Raw records:
+++++

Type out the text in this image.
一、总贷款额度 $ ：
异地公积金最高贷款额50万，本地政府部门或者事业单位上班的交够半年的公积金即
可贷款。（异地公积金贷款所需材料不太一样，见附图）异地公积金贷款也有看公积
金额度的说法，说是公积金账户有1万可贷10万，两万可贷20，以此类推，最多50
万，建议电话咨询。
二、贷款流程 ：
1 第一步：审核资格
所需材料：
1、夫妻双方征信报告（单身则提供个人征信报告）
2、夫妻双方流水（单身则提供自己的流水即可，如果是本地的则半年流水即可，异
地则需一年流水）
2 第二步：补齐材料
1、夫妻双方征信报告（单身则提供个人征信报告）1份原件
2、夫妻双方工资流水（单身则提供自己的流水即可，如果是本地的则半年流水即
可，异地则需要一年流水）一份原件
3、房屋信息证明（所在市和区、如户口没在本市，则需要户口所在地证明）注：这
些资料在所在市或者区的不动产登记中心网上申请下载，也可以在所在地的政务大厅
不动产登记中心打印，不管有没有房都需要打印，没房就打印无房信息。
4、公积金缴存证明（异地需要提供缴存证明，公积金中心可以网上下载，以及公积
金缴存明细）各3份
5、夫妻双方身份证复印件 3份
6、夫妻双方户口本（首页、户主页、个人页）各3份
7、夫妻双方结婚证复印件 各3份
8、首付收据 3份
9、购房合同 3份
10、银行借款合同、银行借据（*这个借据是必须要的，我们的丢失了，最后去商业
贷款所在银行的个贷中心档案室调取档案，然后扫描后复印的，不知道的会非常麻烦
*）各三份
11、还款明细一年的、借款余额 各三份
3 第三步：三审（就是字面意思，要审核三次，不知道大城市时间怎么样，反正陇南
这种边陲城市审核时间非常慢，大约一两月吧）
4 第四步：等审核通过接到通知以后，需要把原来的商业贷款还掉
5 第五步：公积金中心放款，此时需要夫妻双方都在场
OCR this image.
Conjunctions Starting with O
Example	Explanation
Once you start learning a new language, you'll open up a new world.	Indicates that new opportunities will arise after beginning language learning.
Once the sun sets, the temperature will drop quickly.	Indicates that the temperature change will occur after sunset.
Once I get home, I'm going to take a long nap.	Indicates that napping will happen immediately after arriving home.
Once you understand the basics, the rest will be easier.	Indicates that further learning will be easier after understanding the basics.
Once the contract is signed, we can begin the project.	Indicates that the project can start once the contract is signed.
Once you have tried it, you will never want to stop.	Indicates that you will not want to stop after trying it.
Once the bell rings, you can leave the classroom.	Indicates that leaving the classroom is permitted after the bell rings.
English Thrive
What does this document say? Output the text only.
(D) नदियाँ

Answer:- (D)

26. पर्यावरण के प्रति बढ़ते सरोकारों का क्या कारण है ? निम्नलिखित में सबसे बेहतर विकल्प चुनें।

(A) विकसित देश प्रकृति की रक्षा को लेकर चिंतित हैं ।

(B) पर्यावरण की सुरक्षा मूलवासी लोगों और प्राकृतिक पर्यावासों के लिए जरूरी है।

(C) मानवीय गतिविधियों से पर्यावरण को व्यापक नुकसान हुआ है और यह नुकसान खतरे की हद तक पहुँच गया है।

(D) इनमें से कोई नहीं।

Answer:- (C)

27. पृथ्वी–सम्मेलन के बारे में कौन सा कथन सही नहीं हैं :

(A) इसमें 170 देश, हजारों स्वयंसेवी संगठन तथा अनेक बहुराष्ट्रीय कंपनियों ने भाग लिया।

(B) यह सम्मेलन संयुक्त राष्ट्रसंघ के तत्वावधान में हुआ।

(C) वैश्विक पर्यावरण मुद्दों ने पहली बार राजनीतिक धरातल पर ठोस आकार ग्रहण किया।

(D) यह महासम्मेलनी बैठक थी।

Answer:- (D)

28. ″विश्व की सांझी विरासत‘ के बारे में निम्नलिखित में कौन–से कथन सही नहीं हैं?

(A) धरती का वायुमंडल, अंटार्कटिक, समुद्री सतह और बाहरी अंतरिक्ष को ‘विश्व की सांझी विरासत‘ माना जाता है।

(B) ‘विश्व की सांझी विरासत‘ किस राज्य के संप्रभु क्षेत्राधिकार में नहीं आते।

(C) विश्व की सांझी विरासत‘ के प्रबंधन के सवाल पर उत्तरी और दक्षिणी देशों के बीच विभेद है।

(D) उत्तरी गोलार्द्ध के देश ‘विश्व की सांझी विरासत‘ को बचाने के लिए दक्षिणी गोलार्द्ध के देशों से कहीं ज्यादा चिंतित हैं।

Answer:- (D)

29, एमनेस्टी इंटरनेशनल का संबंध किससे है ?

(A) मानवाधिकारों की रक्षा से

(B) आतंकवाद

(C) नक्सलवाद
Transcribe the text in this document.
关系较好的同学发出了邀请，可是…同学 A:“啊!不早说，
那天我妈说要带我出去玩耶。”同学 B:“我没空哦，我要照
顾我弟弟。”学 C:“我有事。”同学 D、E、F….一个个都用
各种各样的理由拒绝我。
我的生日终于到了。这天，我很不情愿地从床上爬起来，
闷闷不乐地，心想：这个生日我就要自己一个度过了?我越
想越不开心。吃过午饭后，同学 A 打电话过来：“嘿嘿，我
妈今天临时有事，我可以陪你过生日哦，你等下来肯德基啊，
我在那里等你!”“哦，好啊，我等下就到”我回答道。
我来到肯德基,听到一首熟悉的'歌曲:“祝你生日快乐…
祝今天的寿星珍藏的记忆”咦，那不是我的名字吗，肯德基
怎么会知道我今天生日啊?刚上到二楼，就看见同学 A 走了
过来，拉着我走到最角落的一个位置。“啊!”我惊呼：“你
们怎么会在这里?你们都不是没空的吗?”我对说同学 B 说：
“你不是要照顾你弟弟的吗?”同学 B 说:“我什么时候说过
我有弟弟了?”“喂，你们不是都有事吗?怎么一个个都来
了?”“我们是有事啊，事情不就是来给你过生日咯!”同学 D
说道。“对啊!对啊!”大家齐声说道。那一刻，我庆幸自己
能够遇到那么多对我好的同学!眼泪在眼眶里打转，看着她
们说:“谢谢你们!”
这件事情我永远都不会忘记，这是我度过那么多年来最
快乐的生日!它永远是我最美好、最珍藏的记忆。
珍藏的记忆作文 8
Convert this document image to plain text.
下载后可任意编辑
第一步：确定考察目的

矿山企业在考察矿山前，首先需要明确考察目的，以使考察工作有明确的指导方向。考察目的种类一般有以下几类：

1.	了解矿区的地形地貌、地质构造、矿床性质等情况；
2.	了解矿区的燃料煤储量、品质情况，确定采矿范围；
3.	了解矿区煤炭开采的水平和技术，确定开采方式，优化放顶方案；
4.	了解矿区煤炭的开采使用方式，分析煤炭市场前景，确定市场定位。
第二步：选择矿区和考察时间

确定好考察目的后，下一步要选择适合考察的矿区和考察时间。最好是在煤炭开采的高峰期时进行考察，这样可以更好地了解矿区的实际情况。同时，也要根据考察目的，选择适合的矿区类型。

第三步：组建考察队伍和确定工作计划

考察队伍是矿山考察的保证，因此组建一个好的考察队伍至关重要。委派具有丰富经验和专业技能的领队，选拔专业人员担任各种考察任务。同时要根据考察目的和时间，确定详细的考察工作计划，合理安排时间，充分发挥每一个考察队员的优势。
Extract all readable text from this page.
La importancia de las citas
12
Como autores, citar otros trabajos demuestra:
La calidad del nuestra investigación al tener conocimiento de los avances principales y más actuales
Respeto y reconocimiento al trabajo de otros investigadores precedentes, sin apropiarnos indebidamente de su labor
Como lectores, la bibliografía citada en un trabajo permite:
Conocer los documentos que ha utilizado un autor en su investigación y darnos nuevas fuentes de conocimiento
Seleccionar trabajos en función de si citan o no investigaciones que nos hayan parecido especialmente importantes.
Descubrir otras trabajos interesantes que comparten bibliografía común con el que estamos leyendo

+++++

* [Task details]:
Gather all lines where the word "image" appears.

* [Solution]:
Type out the text in this image.
OCR this image.
Convert this document image to plain text.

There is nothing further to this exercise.